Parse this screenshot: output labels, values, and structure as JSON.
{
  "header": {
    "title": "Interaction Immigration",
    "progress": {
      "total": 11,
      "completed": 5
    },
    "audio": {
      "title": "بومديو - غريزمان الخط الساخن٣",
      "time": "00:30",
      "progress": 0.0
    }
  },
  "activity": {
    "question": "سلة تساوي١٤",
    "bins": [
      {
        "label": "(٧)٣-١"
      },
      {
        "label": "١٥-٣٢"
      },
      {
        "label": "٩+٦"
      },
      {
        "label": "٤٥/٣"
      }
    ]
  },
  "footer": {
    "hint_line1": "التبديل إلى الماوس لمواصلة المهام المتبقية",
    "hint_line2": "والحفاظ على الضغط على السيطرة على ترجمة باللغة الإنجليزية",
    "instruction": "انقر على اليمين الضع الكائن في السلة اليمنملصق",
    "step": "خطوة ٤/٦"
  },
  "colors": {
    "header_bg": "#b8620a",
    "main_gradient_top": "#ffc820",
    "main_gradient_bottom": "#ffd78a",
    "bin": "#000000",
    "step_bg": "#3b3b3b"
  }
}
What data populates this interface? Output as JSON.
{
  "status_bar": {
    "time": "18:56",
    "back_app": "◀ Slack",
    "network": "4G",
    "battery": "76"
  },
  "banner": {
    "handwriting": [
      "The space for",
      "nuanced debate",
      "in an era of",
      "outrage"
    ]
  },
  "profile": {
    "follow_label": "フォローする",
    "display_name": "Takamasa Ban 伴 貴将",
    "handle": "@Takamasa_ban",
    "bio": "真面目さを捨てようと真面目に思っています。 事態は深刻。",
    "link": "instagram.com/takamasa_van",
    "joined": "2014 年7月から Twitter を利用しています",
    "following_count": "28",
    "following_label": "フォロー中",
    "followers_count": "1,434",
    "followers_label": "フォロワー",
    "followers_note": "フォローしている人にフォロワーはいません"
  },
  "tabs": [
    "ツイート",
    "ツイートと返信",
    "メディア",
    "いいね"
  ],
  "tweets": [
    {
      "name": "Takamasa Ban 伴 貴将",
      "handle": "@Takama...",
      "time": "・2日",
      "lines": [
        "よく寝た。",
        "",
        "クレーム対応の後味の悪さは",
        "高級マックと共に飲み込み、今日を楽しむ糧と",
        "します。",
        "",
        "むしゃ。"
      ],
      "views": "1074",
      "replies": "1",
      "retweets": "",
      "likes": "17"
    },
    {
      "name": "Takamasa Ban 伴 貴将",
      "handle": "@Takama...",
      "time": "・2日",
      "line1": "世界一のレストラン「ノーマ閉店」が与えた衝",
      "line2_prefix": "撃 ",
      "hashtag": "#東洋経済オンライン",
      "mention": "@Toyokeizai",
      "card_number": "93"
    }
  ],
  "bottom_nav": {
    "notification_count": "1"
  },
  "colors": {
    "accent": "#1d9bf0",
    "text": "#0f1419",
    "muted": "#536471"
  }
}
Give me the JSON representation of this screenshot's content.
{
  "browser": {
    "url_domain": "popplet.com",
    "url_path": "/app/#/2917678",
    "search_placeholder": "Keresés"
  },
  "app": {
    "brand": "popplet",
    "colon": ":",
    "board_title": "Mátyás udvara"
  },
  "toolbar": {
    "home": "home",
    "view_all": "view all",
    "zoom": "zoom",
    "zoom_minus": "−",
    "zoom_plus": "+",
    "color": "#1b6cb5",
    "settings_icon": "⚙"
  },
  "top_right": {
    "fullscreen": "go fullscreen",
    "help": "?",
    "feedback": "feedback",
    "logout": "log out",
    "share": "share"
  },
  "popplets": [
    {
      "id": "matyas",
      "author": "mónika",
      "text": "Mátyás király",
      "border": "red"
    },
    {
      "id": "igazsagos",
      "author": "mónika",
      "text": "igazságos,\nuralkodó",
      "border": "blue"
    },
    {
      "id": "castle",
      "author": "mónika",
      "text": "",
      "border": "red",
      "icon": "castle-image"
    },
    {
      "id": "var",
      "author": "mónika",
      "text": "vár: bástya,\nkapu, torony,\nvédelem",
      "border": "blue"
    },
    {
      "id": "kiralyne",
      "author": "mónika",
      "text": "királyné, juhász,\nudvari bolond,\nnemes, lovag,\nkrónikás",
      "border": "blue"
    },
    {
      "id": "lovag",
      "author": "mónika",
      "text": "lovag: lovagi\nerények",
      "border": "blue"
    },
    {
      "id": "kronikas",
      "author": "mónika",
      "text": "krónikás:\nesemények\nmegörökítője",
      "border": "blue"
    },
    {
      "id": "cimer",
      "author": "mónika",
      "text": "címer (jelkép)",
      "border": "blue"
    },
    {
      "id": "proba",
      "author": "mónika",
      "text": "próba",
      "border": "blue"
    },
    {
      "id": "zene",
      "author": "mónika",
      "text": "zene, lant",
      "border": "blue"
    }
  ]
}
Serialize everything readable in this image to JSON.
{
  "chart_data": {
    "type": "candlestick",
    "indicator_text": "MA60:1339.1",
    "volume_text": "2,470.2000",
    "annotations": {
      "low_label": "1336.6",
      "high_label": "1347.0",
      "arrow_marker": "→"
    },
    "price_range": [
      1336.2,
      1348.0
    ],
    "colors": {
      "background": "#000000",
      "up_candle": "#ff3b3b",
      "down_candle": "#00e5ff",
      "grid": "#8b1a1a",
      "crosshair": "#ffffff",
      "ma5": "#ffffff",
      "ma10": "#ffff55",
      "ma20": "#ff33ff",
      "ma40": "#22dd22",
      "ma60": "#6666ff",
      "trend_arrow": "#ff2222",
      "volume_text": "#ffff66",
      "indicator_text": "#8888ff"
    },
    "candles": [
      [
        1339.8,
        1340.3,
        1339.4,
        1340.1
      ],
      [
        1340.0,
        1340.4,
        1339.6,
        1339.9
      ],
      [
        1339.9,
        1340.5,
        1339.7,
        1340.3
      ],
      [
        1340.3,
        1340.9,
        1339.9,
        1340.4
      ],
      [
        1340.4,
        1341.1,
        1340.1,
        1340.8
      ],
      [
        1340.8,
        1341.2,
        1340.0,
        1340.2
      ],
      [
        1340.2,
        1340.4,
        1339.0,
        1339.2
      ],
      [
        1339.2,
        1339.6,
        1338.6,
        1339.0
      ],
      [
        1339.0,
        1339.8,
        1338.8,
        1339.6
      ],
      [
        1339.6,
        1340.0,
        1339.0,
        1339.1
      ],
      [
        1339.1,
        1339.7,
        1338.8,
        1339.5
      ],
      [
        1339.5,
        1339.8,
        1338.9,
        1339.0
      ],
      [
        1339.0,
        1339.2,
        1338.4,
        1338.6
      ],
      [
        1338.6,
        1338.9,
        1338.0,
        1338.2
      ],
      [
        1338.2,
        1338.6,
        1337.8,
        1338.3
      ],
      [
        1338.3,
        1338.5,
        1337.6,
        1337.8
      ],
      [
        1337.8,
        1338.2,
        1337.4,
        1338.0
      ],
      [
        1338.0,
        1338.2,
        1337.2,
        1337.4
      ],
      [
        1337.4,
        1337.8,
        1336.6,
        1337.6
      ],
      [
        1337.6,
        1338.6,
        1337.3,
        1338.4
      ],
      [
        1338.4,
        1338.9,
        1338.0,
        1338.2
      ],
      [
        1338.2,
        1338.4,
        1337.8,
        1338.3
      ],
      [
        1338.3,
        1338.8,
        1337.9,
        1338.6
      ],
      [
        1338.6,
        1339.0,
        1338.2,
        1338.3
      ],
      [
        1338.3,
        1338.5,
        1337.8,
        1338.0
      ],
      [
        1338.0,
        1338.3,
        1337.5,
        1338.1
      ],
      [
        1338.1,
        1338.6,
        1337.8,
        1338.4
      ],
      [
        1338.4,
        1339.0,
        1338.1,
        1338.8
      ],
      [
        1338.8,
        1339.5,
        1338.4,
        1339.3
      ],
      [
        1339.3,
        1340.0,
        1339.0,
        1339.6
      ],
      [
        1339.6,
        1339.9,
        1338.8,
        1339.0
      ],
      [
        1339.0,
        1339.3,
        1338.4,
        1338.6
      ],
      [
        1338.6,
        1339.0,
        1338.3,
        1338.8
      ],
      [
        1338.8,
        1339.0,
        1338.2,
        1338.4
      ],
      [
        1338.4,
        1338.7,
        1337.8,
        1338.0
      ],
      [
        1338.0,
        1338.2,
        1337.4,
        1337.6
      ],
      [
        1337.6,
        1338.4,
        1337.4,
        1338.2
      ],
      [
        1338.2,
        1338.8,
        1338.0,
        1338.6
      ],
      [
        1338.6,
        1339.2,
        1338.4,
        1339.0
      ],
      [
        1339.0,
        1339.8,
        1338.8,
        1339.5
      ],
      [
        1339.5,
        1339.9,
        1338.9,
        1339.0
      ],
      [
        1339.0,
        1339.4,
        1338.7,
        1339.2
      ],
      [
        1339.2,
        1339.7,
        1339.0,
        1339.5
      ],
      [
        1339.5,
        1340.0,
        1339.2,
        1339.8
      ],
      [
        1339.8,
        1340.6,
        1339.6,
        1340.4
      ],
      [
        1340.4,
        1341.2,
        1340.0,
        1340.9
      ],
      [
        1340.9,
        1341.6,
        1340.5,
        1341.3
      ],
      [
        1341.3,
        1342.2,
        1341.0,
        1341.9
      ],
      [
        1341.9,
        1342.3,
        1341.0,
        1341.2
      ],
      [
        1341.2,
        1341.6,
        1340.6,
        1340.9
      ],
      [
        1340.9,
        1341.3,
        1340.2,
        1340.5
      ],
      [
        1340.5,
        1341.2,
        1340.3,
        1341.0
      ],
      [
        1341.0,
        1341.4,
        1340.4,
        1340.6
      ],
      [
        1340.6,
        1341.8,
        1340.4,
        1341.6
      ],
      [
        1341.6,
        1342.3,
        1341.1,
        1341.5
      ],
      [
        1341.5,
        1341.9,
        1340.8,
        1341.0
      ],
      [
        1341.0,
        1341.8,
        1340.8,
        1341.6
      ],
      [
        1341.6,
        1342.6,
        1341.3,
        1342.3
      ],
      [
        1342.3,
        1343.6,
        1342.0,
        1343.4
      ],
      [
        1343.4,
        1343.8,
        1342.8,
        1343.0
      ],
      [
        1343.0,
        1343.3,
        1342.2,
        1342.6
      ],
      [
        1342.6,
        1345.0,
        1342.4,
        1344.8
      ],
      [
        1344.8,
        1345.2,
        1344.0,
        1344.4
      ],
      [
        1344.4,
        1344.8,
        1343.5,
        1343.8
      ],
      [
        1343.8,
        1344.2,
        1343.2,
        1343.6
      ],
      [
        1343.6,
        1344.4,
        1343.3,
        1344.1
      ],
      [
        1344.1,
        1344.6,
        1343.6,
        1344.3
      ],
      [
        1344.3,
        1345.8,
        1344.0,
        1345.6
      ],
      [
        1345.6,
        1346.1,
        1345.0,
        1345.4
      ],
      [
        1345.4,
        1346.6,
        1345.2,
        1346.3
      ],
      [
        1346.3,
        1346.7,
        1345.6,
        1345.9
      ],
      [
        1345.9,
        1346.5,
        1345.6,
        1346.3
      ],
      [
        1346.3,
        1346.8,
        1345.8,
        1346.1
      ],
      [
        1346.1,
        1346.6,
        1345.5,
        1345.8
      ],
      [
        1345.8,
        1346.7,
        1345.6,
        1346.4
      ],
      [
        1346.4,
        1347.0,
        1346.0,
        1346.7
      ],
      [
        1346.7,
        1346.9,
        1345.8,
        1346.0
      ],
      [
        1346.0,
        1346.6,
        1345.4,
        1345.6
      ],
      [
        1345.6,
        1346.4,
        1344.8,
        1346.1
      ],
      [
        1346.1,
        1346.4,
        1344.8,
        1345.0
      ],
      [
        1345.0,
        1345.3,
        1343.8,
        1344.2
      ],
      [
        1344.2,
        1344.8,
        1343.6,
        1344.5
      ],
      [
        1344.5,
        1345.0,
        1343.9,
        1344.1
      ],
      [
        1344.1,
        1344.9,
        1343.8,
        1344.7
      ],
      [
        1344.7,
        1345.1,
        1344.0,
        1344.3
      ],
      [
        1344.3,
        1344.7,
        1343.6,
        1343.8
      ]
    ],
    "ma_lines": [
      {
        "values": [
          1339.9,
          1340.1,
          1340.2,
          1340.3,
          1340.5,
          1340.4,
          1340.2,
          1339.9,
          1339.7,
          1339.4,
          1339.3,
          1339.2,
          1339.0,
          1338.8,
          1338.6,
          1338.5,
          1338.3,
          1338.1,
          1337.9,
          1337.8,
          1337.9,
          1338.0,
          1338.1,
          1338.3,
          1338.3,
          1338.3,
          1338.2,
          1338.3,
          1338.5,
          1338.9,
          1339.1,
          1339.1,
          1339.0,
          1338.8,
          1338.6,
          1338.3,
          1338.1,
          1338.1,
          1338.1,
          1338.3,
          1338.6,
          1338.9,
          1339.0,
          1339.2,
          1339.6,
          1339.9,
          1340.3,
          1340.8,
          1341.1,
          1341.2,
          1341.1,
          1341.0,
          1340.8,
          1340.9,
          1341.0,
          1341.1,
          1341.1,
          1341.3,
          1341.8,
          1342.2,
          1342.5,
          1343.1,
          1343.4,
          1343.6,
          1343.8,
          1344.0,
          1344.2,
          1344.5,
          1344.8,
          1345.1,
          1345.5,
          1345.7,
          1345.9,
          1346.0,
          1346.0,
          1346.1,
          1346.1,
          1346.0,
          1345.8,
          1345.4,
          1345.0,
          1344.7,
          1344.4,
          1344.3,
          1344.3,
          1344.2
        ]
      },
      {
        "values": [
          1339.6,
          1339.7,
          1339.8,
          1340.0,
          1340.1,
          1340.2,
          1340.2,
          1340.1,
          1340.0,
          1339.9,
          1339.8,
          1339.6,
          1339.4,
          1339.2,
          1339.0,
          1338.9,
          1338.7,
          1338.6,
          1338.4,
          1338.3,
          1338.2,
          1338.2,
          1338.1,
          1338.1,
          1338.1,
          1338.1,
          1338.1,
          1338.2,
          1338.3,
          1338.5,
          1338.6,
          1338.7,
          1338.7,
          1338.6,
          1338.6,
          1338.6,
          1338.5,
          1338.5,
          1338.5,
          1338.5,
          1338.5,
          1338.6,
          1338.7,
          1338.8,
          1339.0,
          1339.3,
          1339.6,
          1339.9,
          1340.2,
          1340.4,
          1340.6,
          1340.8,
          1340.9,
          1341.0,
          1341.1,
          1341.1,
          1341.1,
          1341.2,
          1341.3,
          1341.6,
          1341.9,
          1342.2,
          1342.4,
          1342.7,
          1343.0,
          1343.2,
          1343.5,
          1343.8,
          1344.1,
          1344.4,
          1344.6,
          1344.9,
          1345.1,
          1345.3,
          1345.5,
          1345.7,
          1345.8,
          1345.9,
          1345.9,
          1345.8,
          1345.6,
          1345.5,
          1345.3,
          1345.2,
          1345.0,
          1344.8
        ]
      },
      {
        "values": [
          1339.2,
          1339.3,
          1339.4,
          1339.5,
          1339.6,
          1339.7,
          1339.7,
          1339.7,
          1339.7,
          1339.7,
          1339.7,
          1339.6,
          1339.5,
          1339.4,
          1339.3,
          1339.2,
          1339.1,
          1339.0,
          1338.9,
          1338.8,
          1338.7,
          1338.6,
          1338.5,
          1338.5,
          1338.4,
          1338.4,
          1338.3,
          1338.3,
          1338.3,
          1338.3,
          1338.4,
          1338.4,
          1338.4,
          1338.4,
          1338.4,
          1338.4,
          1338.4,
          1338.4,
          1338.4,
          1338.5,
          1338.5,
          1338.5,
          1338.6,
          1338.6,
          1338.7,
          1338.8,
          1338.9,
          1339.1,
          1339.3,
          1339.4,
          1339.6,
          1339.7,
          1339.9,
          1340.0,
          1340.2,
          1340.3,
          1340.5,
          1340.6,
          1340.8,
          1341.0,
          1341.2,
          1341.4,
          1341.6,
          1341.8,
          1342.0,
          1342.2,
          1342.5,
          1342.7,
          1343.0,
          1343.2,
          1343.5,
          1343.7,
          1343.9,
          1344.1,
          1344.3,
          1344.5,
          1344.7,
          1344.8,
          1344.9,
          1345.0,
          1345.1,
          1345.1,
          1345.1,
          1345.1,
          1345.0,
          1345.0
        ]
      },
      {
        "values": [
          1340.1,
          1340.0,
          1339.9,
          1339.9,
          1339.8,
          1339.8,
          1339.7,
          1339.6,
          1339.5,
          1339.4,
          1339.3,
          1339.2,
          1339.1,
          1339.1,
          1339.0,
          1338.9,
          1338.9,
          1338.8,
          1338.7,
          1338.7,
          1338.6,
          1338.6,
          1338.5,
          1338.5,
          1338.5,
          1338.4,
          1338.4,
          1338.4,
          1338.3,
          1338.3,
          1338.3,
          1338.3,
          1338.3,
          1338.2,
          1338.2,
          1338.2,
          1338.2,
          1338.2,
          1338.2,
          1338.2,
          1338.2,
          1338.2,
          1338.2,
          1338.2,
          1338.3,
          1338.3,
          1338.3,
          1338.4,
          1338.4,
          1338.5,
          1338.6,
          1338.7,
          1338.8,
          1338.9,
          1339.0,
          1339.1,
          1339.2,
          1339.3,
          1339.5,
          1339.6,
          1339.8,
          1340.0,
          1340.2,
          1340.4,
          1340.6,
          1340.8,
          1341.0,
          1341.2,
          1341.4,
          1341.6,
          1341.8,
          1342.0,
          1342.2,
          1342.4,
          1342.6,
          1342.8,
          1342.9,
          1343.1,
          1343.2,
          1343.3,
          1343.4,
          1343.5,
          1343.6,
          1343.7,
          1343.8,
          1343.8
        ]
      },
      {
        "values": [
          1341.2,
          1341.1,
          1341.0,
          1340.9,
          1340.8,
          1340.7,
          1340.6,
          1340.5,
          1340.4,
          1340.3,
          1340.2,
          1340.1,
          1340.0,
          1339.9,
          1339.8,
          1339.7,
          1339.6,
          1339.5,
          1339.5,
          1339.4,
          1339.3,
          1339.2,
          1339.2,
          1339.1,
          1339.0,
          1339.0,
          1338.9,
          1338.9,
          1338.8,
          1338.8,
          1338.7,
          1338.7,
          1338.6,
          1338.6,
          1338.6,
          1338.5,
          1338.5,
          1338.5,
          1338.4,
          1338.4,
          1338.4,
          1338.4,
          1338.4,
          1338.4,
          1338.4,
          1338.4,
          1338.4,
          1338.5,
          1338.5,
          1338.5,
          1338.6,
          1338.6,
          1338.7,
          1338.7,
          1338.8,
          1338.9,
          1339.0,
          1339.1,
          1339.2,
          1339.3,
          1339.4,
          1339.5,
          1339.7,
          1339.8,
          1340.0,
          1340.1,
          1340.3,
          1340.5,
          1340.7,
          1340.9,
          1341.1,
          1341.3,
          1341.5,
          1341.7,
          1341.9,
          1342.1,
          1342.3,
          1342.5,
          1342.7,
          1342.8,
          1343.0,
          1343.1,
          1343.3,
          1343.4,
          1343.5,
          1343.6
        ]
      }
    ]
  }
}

□ □ □ □

## Goal
Tell how many lines include "Mátyás". The number is the whole answer.

## Full output
2